Written problem: Scan the entries for the string "loss" and give the number of lines that have it, nothing further.

Dataset content:
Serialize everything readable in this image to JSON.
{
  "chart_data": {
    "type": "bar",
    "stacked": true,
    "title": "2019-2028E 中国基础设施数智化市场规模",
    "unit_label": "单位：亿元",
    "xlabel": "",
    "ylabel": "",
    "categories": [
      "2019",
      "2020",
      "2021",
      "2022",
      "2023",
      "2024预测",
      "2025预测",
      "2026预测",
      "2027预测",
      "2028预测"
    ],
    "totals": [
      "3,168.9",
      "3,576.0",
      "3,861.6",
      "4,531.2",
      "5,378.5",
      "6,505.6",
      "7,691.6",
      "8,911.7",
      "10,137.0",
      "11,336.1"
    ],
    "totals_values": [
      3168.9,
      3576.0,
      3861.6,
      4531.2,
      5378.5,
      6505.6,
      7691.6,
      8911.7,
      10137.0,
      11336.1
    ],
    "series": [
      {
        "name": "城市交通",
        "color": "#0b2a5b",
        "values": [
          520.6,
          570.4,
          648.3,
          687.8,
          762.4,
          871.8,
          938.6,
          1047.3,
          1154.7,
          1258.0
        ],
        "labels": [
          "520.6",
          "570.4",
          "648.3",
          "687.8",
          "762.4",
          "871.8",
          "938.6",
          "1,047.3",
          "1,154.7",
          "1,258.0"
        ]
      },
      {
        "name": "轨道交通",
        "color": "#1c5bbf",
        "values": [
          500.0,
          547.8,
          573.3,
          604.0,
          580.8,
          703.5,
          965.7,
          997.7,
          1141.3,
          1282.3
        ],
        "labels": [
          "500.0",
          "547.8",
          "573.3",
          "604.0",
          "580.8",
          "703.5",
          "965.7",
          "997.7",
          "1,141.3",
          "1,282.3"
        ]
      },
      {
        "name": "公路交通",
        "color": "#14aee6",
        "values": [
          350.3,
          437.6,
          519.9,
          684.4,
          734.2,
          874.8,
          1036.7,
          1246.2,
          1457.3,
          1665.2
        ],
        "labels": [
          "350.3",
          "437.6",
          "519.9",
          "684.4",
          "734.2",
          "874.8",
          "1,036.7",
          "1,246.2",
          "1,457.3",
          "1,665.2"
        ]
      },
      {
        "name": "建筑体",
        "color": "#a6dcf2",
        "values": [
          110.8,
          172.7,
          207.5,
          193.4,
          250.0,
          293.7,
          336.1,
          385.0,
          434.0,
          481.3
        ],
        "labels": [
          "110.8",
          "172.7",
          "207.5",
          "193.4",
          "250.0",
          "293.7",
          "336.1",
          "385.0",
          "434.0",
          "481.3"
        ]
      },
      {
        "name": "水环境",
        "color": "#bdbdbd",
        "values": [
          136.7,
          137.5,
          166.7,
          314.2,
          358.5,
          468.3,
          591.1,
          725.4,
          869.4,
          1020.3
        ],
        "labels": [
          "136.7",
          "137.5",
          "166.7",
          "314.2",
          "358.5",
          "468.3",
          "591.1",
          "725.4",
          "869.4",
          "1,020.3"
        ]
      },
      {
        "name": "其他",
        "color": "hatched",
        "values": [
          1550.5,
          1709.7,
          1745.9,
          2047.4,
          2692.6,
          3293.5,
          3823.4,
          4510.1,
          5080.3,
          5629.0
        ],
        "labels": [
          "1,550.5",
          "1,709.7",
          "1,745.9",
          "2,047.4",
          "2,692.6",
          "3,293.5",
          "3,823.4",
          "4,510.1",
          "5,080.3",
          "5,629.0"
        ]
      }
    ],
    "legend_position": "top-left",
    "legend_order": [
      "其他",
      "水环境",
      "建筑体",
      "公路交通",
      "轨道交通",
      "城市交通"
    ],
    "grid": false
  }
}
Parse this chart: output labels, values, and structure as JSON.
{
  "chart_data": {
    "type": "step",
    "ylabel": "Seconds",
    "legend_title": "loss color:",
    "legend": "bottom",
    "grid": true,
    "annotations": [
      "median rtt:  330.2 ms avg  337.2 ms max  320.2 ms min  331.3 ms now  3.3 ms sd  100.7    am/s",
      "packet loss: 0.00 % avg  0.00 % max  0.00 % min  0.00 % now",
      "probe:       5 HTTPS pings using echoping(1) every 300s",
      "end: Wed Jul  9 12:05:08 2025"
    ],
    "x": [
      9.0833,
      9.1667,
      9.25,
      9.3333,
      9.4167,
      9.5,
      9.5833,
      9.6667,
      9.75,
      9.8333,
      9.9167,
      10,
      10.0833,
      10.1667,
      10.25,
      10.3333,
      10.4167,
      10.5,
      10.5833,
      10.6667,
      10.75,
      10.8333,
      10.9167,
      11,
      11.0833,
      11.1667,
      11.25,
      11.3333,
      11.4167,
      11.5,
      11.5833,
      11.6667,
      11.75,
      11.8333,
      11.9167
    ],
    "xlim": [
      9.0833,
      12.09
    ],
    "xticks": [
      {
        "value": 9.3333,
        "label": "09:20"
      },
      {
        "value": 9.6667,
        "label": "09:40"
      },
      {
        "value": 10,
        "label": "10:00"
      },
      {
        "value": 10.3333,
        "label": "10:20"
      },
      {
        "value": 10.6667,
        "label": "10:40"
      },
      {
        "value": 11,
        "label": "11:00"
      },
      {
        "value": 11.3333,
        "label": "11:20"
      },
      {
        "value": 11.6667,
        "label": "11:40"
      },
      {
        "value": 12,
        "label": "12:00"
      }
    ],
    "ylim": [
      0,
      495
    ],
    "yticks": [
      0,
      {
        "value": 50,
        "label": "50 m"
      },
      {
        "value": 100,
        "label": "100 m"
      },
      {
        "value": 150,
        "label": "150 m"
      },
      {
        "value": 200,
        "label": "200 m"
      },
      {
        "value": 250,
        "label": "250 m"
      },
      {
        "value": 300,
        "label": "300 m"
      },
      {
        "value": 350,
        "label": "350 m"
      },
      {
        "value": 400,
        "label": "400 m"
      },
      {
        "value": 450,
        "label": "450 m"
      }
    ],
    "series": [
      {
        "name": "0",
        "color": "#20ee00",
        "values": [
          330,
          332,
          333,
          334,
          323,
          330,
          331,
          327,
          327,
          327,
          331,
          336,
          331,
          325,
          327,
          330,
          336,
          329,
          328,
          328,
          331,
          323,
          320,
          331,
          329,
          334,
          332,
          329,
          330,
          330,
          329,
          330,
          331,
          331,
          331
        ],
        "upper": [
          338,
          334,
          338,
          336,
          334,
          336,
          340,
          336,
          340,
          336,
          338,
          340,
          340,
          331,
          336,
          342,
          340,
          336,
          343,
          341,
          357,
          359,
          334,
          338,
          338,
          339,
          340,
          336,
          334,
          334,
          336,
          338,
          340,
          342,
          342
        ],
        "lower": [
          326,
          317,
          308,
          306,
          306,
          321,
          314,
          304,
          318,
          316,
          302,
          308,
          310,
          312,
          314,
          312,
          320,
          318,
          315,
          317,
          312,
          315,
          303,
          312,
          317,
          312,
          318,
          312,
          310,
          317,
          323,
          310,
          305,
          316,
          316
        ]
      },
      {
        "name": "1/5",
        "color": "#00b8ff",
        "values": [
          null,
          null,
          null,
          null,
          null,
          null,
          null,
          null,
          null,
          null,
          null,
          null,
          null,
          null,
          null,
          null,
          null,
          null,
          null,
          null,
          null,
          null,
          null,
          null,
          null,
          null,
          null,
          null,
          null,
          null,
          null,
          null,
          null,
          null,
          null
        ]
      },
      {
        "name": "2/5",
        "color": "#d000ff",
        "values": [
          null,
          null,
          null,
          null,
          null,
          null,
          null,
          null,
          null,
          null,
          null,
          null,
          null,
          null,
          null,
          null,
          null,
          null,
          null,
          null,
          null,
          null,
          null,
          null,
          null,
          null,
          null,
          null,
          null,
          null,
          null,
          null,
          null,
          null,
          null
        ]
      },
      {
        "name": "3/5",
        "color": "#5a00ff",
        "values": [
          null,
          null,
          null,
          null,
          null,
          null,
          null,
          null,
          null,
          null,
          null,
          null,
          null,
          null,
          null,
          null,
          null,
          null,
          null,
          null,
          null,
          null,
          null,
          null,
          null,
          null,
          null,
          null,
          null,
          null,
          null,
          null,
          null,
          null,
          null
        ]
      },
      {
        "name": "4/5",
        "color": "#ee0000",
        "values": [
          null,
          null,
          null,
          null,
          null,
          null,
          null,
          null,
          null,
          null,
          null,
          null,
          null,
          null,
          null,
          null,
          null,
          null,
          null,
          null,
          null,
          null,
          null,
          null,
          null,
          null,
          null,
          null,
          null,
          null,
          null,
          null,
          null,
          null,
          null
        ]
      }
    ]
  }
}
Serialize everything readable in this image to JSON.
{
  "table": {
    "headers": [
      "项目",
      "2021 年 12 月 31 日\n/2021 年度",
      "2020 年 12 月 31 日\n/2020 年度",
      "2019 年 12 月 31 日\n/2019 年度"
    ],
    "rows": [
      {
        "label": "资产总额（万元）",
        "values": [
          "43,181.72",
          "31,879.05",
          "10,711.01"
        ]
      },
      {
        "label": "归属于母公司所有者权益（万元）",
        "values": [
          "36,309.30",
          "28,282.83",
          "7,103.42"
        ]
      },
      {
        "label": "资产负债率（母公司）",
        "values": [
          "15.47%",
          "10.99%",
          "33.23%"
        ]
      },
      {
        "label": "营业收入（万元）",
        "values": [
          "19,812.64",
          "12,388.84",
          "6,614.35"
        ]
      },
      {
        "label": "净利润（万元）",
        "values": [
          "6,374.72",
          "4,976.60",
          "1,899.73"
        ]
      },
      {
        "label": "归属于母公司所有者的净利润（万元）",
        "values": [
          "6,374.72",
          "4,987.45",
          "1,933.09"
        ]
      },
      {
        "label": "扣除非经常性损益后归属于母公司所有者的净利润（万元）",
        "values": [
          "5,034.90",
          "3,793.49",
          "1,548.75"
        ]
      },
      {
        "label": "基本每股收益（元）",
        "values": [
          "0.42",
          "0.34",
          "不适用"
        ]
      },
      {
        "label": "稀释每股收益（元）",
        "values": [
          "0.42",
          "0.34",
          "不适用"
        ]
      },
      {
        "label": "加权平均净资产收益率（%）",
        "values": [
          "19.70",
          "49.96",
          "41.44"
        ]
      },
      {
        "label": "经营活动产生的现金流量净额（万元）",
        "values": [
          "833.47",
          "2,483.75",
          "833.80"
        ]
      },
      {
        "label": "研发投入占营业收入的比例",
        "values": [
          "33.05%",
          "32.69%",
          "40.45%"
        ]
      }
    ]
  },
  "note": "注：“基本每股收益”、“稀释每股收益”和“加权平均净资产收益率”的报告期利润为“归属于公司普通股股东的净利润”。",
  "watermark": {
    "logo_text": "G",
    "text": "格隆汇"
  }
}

Correct output: 2